What to do: Pull out every line below containing the word "base".

Dataset rows:
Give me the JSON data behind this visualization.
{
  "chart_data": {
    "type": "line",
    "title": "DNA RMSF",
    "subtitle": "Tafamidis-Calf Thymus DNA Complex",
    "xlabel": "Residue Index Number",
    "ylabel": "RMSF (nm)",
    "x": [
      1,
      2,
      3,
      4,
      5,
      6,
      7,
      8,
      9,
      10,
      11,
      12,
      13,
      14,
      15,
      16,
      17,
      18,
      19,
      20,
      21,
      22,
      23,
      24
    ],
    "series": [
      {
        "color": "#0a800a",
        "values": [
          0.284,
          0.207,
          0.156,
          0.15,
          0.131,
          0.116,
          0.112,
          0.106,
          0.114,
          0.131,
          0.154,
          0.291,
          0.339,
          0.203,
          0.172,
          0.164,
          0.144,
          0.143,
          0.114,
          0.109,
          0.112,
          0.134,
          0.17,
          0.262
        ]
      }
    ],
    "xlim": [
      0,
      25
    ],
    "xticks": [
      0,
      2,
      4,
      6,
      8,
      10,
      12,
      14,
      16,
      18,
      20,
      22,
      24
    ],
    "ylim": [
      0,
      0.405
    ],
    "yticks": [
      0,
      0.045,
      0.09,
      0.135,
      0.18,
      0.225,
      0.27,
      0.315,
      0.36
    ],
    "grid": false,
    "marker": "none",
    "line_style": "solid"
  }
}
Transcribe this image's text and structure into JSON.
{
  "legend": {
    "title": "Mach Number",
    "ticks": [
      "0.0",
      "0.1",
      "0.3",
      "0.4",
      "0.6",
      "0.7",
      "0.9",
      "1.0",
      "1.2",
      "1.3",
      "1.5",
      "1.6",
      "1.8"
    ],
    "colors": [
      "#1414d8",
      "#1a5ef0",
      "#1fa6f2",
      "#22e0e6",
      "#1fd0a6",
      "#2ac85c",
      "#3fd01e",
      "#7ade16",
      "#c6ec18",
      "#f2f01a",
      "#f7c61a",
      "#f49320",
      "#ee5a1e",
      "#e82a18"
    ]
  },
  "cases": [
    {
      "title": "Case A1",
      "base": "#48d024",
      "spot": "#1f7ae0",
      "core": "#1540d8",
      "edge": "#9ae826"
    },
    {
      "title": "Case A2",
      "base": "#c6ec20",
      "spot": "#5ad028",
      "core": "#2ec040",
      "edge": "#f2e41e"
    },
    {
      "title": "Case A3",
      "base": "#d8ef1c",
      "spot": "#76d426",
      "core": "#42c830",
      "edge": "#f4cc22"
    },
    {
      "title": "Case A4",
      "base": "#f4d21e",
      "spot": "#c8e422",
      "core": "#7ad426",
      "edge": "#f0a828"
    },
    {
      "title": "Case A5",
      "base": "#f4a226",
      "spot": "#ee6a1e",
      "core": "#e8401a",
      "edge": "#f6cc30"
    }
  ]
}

Exercise response:
      "base": "#48d024",
      "base": "#c6ec20",
      "base": "#d8ef1c",
      "base": "#f4d21e",
      "base": "#f4a226",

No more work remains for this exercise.